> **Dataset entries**
################
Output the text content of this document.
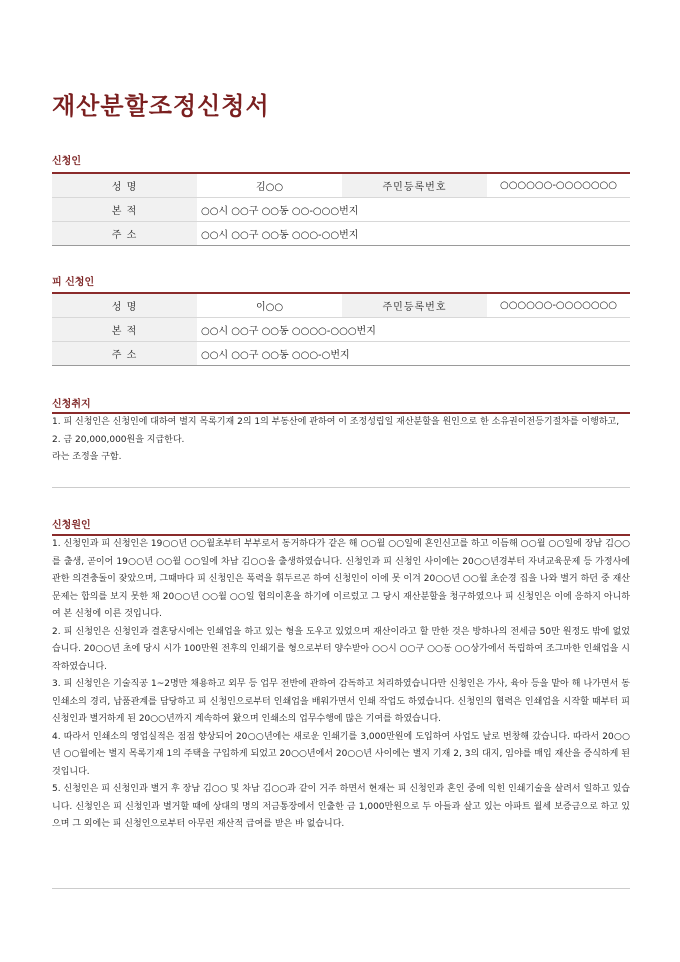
재산분할조정신청서
신청인
성 명	김○○	주민등록번호	○○○○○○-○○○○○○○
본 적	○○시 ○○구 ○○동 ○○-○○○번지		
주 소	○○시 ○○구 ○○동 ○○○-○○번지		
피 신청인
성 명	이○○	주민등록번호	○○○○○○-○○○○○○○
본 적	○○시 ○○구 ○○동 ○○○○-○○○번지		
주 소	○○시 ○○구 ○○동 ○○○-○번지		
신청취지

1. 피 신청인은 신청인에 대하여 별지 목록기재 2의 1의 부동산에 관하여 이 조정성립일 재산분할을 원인으로 한 소유권이전등기절차를 이행하고,

2. 금 20,000,000원을 지급한다.

라는 조정을 구함.

신청원인

1. 신청인과 피 신청인은 19○○년 ○○월초부터 부부로서 동거하다가 같은 해 ○○월 ○○일에 혼인신고를 하고 이듬해 ○○월 ○○일에 장남 김○○를 출생, 곧이어 19○○년 ○○월 ○○일에 차남 김○○을 출생하였습니다. 신청인과 피 신청인 사이에는 20○○년경부터 자녀교육문제 등 가정사에 관한 의견충돌이 잦았으며, 그때마다 피 신청인은 폭력을 휘두르곤 하여 신청인이 이에 못 이겨 20○○년 ○○월 초순경 집을 나와 별거 하던 중 재산문제는 합의를 보지 못한 채 20○○년 ○○월 ○○일 협의이혼을 하기에 이르렀고 그 당시 재산분할을 청구하였으나 피 신청인은 이에 응하지 아니하여 본 신청에 이른 것입니다.

2. 피 신청인은 신청인과 결혼당시에는 인쇄업을 하고 있는 형을 도우고 있었으며 재산이라고 할 만한 것은 방하나의 전세금 50만 원정도 밖에 없었습니다. 20○○년 초에 당시 시가 100만원 전후의 인쇄기를 형으로부터 양수받아 ○○시 ○○구 ○○동 ○○상가에서 독립하여 조그마한 인쇄업을 시작하였습니다.

3. 피 신청인은 기술직공 1~2명만 채용하고 외무 등 업무 전반에 관하여 감독하고 처리하였습니다만 신청인은 가사, 육아 등을 맡아 해 나가면서 동 인쇄소의 경리, 납품관계를 담당하고 피 신청인으로부터 인쇄업을 배워가면서 인쇄 작업도 하였습니다. 신청인의 협력은 인쇄업을 시작할 때부터 피 신청인과 별거하게 된 20○○년까지 계속하여 왔으며 인쇄소의 업무수행에 많은 기여를 하였습니다.

4. 따라서 인쇄소의 영업실적은 점점 향상되어 20○○년에는 새로운 인쇄기를 3,000만원에 도입하여 사업도 날로 번창해 갔습니다. 따라서 20○○년 ○○월에는 별지 목록기재 1의 주택을 구입하게 되었고 20○○년에서 20○○년 사이에는 별지 기재 2, 3의 대지, 임야를 매입 재산을 증식하게 된 것입니다.

5. 신청인은 피 신청인과 별거 후 장남 김○○ 및 차남 김○○과 같이 거주 하면서 현재는 피 신청인과 혼인 중에 익힌 인쇄기술을 살려서 일하고 있습니다. 신청인은 피 신청인과 별거할 때에 상대의 명의 저금통장에서 인출한 금 1,000만원으로 두 아들과 살고 있는 아파트 월세 보증금으로 하고 있으며 그 외에는 피 신청인으로부터 아무런 재산적 급여를 받은 바 없습니다.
################
> **PROBLEM TO SOLVE**
In the entries above, locate every line with the word "목록기재" and copy it.

> **RESULT BELOW**
1. 피 신청인은 신청인에 대하여 별지 목록기재 2의 1의 부동산에 관하여 이 조정성립일 재산분할을 원인으로 한 소유권이전등기절차를 이행하고,
4. 따라서 인쇄소의 영업실적은 점점 향상되어 20○○년에는 새로운 인쇄기를 3,000만원에 도입하여 사업도 날로 번창해 갔습니다. 따라서 20○○년 ○○월에는 별지 목록기재 1의 주택을 구입하게 되었고 20○○년에서 20○○년 사이에는 별지 기재 2, 3의 대지, 임야를 매입 재산을 증식하게 된 것입니다.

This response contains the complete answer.